> [What to produce] Each entry must be given again exactly; images do not belong in the copy.

> [Material for the task]
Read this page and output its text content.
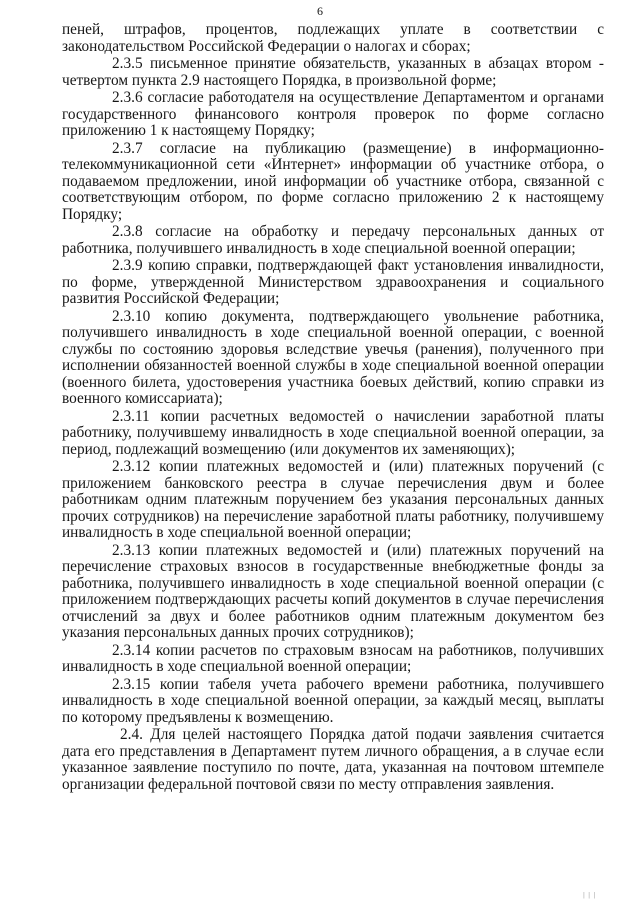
6

пеней, штрафов, процентов, подлежащих уплате в соответствии с законодательством Российской Федерации о налогах и сборах;

2.3.5 письменное принятие обязательств, указанных в абзацах втором - четвертом пункта 2.9 настоящего Порядка, в произвольной форме;

2.3.6 согласие работодателя на осуществление Департаментом и органами государственного финансового контроля проверок по форме согласно приложению 1 к настоящему Порядку;

2.3.7 согласие на публикацию (размещение) в информационно-телекоммуникационной сети «Интернет» информации об участнике отбора, о подаваемом предложении, иной информации об участнике отбора, связанной с соответствующим отбором, по форме согласно приложению 2 к настоящему Порядку;

2.3.8 согласие на обработку и передачу персональных данных от работника, получившего инвалидность в ходе специальной военной операции;

2.3.9 копию справки, подтверждающей факт установления инвалидности, по форме, утвержденной Министерством здравоохранения и социального развития Российской Федерации;

2.3.10 копию документа, подтверждающего увольнение работника, получившего инвалидность в ходе специальной военной операции, с военной службы по состоянию здоровья вследствие увечья (ранения), полученного при исполнении обязанностей военной службы в ходе специальной военной операции (военного билета, удостоверения участника боевых действий, копию справки из военного комиссариата);

2.3.11 копии расчетных ведомостей о начислении заработной платы работнику, получившему инвалидность в ходе специальной военной операции, за период, подлежащий возмещению (или документов их заменяющих);

2.3.12 копии платежных ведомостей и (или) платежных поручений (с приложением банковского реестра в случае перечисления двум и более работникам одним платежным поручением без указания персональных данных прочих сотрудников) на перечисление заработной платы работнику, получившему инвалидность в ходе специальной военной операции;

2.3.13 копии платежных ведомостей и (или) платежных поручений на перечисление страховых взносов в государственные внебюджетные фонды за работника, получившего инвалидность в ходе специальной военной операции (с приложением подтверждающих расчеты копий документов в случае перечисления отчислений за двух и более работников одним платежным документом без указания персональных данных прочих сотрудников);

2.3.14 копии расчетов по страховым взносам на работников, получивших инвалидность в ходе специальной военной операции;

2.3.15 копии табеля учета рабочего времени работника, получившего инвалидность в ходе специальной военной операции, за каждый месяц, выплаты по которому предъявлены к возмещению.

2.4. Для целей настоящего Порядка датой подачи заявления считается дата его представления в Департамент путем личного обращения, а в случае если указанное заявление поступило по почте, дата, указанная на почтовом штемпеле организации федеральной почтовой связи по месту отправления заявления.

| | |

> [Exercise output]
Read this page and output its text content.
6

пеней, штрафов, процентов, подлежащих уплате в соответствии с законодательством Российской Федерации о налогах и сборах;

2.3.5 письменное принятие обязательств, указанных в абзацах втором - четвертом пункта 2.9 настоящего Порядка, в произвольной форме;

2.3.6 согласие работодателя на осуществление Департаментом и органами государственного финансового контроля проверок по форме согласно приложению 1 к настоящему Порядку;

2.3.7 согласие на публикацию (размещение) в информационно-телекоммуникационной сети «Интернет» информации об участнике отбора, о подаваемом предложении, иной информации об участнике отбора, связанной с соответствующим отбором, по форме согласно приложению 2 к настоящему Порядку;

2.3.8 согласие на обработку и передачу персональных данных от работника, получившего инвалидность в ходе специальной военной операции;

2.3.9 копию справки, подтверждающей факт установления инвалидности, по форме, утвержденной Министерством здравоохранения и социального развития Российской Федерации;

2.3.10 копию документа, подтверждающего увольнение работника, получившего инвалидность в ходе специальной военной операции, с военной службы по состоянию здоровья вследствие увечья (ранения), полученного при исполнении обязанностей военной службы в ходе специальной военной операции (военного билета, удостоверения участника боевых действий, копию справки из военного комиссариата);

2.3.11 копии расчетных ведомостей о начислении заработной платы работнику, получившему инвалидность в ходе специальной военной операции, за период, подлежащий возмещению (или документов их заменяющих);

2.3.12 копии платежных ведомостей и (или) платежных поручений (с приложением банковского реестра в случае перечисления двум и более работникам одним платежным поручением без указания персональных данных прочих сотрудников) на перечисление заработной платы работнику, получившему инвалидность в ходе специальной военной операции;

2.3.13 копии платежных ведомостей и (или) платежных поручений на перечисление страховых взносов в государственные внебюджетные фонды за работника, получившего инвалидность в ходе специальной военной операции (с приложением подтверждающих расчеты копий документов в случае перечисления отчислений за двух и более работников одним платежным документом без указания персональных данных прочих сотрудников);

2.3.14 копии расчетов по страховым взносам на работников, получивших инвалидность в ходе специальной военной операции;

2.3.15 копии табеля учета рабочего времени работника, получившего инвалидность в ходе специальной военной операции, за каждый месяц, выплаты по которому предъявлены к возмещению.

2.4. Для целей настоящего Порядка датой подачи заявления считается дата его представления в Департамент путем личного обращения, а в случае если указанное заявление поступило по почте, дата, указанная на почтовом штемпеле организации федеральной почтовой связи по месту отправления заявления.

| | |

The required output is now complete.